WRITTEN PROBLEM: Copy each record exactly as it reads, leaving out any pictures it holds.
======
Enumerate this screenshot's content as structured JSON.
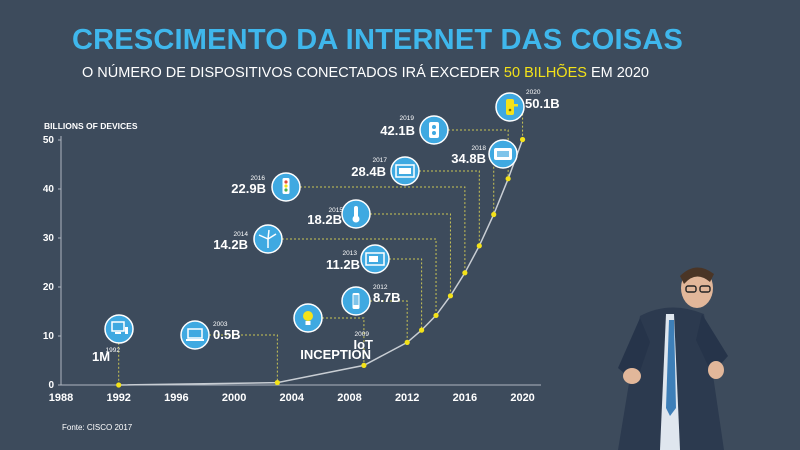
{
  "header": {
    "title": "CRESCIMENTO DA INTERNET DAS COISAS",
    "subtitle_pre": "O NÚMERO DE DISPOSITIVOS CONECTADOS IRÁ EXCEDER ",
    "subtitle_highlight": "50 BILHÕES",
    "subtitle_post": " EM 2020"
  },
  "source": "Fonte: CISCO 2017",
  "colors": {
    "background": "#3d4b5c",
    "title": "#3fb7ec",
    "highlight": "#f4e219",
    "icon_circle": "#3fa9e1",
    "curve": "#c9ced4",
    "point": "#f4e219"
  },
  "chart_data": {
    "type": "line",
    "ylabel": "BILLIONS OF DEVICES",
    "xlabel": "",
    "ylim": [
      0,
      50
    ],
    "xlim": [
      1988,
      2021
    ],
    "yticks": [
      0,
      10,
      20,
      30,
      40,
      50
    ],
    "xticks": [
      1988,
      1992,
      1996,
      2000,
      2004,
      2008,
      2012,
      2016,
      2020
    ],
    "grid": false,
    "series": [
      {
        "values": [
          {
            "x": 1992,
            "y": 0.001
          },
          {
            "x": 2003,
            "y": 0.5
          },
          {
            "x": 2009,
            "y": 4.0
          },
          {
            "x": 2012,
            "y": 8.7
          },
          {
            "x": 2013,
            "y": 11.2
          },
          {
            "x": 2014,
            "y": 14.2
          },
          {
            "x": 2015,
            "y": 18.2
          },
          {
            "x": 2016,
            "y": 22.9
          },
          {
            "x": 2017,
            "y": 28.4
          },
          {
            "x": 2018,
            "y": 34.8
          },
          {
            "x": 2019,
            "y": 42.1
          },
          {
            "x": 2020,
            "y": 50.1
          }
        ]
      }
    ],
    "annotations": [
      {
        "year": "1992",
        "value": "1M",
        "icon": "computer-icon"
      },
      {
        "year": "2003",
        "value": "0.5B",
        "icon": "laptop-icon"
      },
      {
        "year": "2009",
        "value": "IoT",
        "value2": "INCEPTION",
        "icon": "lightbulb-icon"
      },
      {
        "year": "2012",
        "value": "8.7B",
        "icon": "smartphone-icon"
      },
      {
        "year": "2013",
        "value": "11.2B",
        "icon": "microwave-icon"
      },
      {
        "year": "2014",
        "value": "14.2B",
        "icon": "wind-turbine-icon"
      },
      {
        "year": "2015",
        "value": "18.2B",
        "icon": "thermometer-icon"
      },
      {
        "year": "2016",
        "value": "22.9B",
        "icon": "traffic-light-icon"
      },
      {
        "year": "2017",
        "value": "28.4B",
        "icon": "monitor-icon"
      },
      {
        "year": "2018",
        "value": "34.8B",
        "icon": "tablet-icon"
      },
      {
        "year": "2019",
        "value": "42.1B",
        "icon": "speaker-icon"
      },
      {
        "year": "2020",
        "value": "50.1B",
        "icon": "door-lock-icon"
      }
    ]
  }
}
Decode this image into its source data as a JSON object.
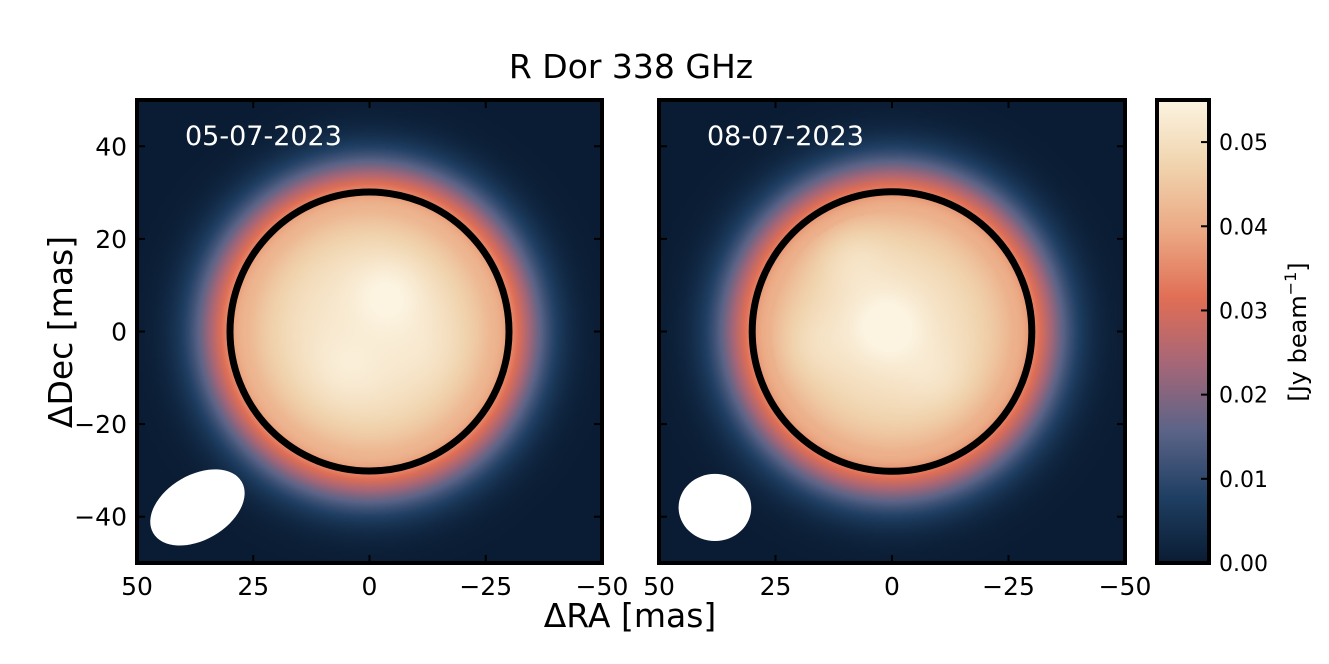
{
  "chart_data": {
    "type": "heatmap",
    "title": "R Dor 338 GHz",
    "xlabel": "ΔRA [mas]",
    "ylabel": "ΔDec [mas]",
    "xlim": [
      50,
      -50
    ],
    "ylim": [
      -50,
      50
    ],
    "xticks": [
      50,
      25,
      0,
      -25,
      -50
    ],
    "xtick_labels": [
      "50",
      "25",
      "0",
      "−25",
      "−50"
    ],
    "yticks": [
      40,
      20,
      0,
      -20,
      -40
    ],
    "ytick_labels": [
      "40",
      "20",
      "0",
      "−20",
      "−40"
    ],
    "panels": [
      {
        "date": "05-07-2023",
        "disk": {
          "center": [
            0,
            0
          ],
          "radius": 30
        },
        "beam": {
          "center": [
            37,
            -38
          ],
          "semi_axis_major": 11,
          "semi_axis_minor": 7,
          "angle_deg": 30
        },
        "peak_flux": 0.054,
        "bright_spots": [
          {
            "x": -4,
            "y": 8,
            "amp": 0.004
          },
          {
            "x": 5,
            "y": -8,
            "amp": 0.002
          },
          {
            "x": -12,
            "y": -4,
            "amp": 0.001
          }
        ]
      },
      {
        "date": "08-07-2023",
        "disk": {
          "center": [
            0,
            0
          ],
          "radius": 30
        },
        "beam": {
          "center": [
            38,
            -38
          ],
          "semi_axis_major": 7.8,
          "semi_axis_minor": 7.2,
          "angle_deg": 0
        },
        "peak_flux": 0.053,
        "bright_spots": [
          {
            "x": 1,
            "y": 1,
            "amp": 0.006
          },
          {
            "x": 9,
            "y": 17,
            "amp": 0.003
          },
          {
            "x": -10,
            "y": -10,
            "amp": 0.002
          },
          {
            "x": 18,
            "y": -3,
            "amp": 0.002
          }
        ]
      }
    ],
    "colorbar": {
      "label": "[Jy beam",
      "label_superscript": "−1",
      "label_suffix": "]",
      "vmin": 0.0,
      "vmax": 0.055,
      "ticks": [
        0.0,
        0.01,
        0.02,
        0.03,
        0.04,
        0.05
      ],
      "tick_labels": [
        "0.00",
        "0.01",
        "0.02",
        "0.03",
        "0.04",
        "0.05"
      ],
      "colors": [
        "#0a1c33",
        "#1f3f63",
        "#5b6488",
        "#a56678",
        "#e06e55",
        "#eba883",
        "#f0d3ad",
        "#fcf4e1"
      ]
    },
    "grid": false
  }
}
======
EXERCISE OUTPUT:
Enumerate this screenshot's content as structured JSON.
{
  "header": {
    "title": "CRESCIMENTO DA INTERNET DAS COISAS",
    "subtitle_pre": "O NÚMERO DE DISPOSITIVOS CONECTADOS IRÁ EXCEDER ",
    "subtitle_highlight": "50 BILHÕES",
    "subtitle_post": " EM 2020"
  },
  "source": "Fonte: CISCO 2017",
  "colors": {
    "background": "#3d4b5c",
    "title": "#3fb7ec",
    "highlight": "#f4e219",
    "icon_circle": "#3fa9e1",
    "curve": "#c9ced4",
    "point": "#f4e219"
  },
  "chart_data": {
    "type": "line",
    "ylabel": "BILLIONS OF DEVICES",
    "xlabel": "",
    "ylim": [
      0,
      50
    ],
    "xlim": [
      1988,
      2021
    ],
    "yticks": [
      0,
      10,
      20,
      30,
      40,
      50
    ],
    "xticks": [
      1988,
      1992,
      1996,
      2000,
      2004,
      2008,
      2012,
      2016,
      2020
    ],
    "grid": false,
    "series": [
      {
        "values": [
          {
            "x": 1992,
            "y": 0.001
          },
          {
            "x": 2003,
            "y": 0.5
          },
          {
            "x": 2009,
            "y": 4.0
          },
          {
            "x": 2012,
            "y": 8.7
          },
          {
            "x": 2013,
            "y": 11.2
          },
          {
            "x": 2014,
            "y": 14.2
          },
          {
            "x": 2015,
            "y": 18.2
          },
          {
            "x": 2016,
            "y": 22.9
          },
          {
            "x": 2017,
            "y": 28.4
          },
          {
            "x": 2018,
            "y": 34.8
          },
          {
            "x": 2019,
            "y": 42.1
          },
          {
            "x": 2020,
            "y": 50.1
          }
        ]
      }
    ],
    "annotations": [
      {
        "year": "1992",
        "value": "1M",
        "icon": "computer-icon"
      },
      {
        "year": "2003",
        "value": "0.5B",
        "icon": "laptop-icon"
      },
      {
        "year": "2009",
        "value": "IoT",
        "value2": "INCEPTION",
        "icon": "lightbulb-icon"
      },
      {
        "year": "2012",
        "value": "8.7B",
        "icon": "smartphone-icon"
      },
      {
        "year": "2013",
        "value": "11.2B",
        "icon": "microwave-icon"
      },
      {
        "year": "2014",
        "value": "14.2B",
        "icon": "wind-turbine-icon"
      },
      {
        "year": "2015",
        "value": "18.2B",
        "icon": "thermometer-icon"
      },
      {
        "year": "2016",
        "value": "22.9B",
        "icon": "traffic-light-icon"
      },
      {
        "year": "2017",
        "value": "28.4B",
        "icon": "monitor-icon"
      },
      {
        "year": "2018",
        "value": "34.8B",
        "icon": "tablet-icon"
      },
      {
        "year": "2019",
        "value": "42.1B",
        "icon": "speaker-icon"
      },
      {
        "year": "2020",
        "value": "50.1B",
        "icon": "door-lock-icon"
      }
    ]
  }
}
Decode this image into its source data as a JSON object.
{
  "chart_data": {
    "type": "heatmap",
    "title": "R Dor 338 GHz",
    "xlabel": "ΔRA [mas]",
    "ylabel": "ΔDec [mas]",
    "xlim": [
      50,
      -50
    ],
    "ylim": [
      -50,
      50
    ],
    "xticks": [
      50,
      25,
      0,
      -25,
      -50
    ],
    "xtick_labels": [
      "50",
      "25",
      "0",
      "−25",
      "−50"
    ],
    "yticks": [
      40,
      20,
      0,
      -20,
      -40
    ],
    "ytick_labels": [
      "40",
      "20",
      "0",
      "−20",
      "−40"
    ],
    "panels": [
      {
        "date": "05-07-2023",
        "disk": {
          "center": [
            0,
            0
          ],
          "radius": 30
        },
        "beam": {
          "center": [
            37,
            -38
          ],
          "semi_axis_major": 11,
          "semi_axis_minor": 7,
          "angle_deg": 30
        },
        "peak_flux": 0.054,
        "bright_spots": [
          {
            "x": -4,
            "y": 8,
            "amp": 0.004
          },
          {
            "x": 5,
            "y": -8,
            "amp": 0.002
          },
          {
            "x": -12,
            "y": -4,
            "amp": 0.001
          }
        ]
      },
      {
        "date": "08-07-2023",
        "disk": {
          "center": [
            0,
            0
          ],
          "radius": 30
        },
        "beam": {
          "center": [
            38,
            -38
          ],
          "semi_axis_major": 7.8,
          "semi_axis_minor": 7.2,
          "angle_deg": 0
        },
        "peak_flux": 0.053,
        "bright_spots": [
          {
            "x": 1,
            "y": 1,
            "amp": 0.006
          },
          {
            "x": 9,
            "y": 17,
            "amp": 0.003
          },
          {
            "x": -10,
            "y": -10,
            "amp": 0.002
          },
          {
            "x": 18,
            "y": -3,
            "amp": 0.002
          }
        ]
      }
    ],
    "colorbar": {
      "label": "[Jy beam",
      "label_superscript": "−1",
      "label_suffix": "]",
      "vmin": 0.0,
      "vmax": 0.055,
      "ticks": [
        0.0,
        0.01,
        0.02,
        0.03,
        0.04,
        0.05
      ],
      "tick_labels": [
        "0.00",
        "0.01",
        "0.02",
        "0.03",
        "0.04",
        "0.05"
      ],
      "colors": [
        "#0a1c33",
        "#1f3f63",
        "#5b6488",
        "#a56678",
        "#e06e55",
        "#eba883",
        "#f0d3ad",
        "#fcf4e1"
      ]
    },
    "grid": false
  }
}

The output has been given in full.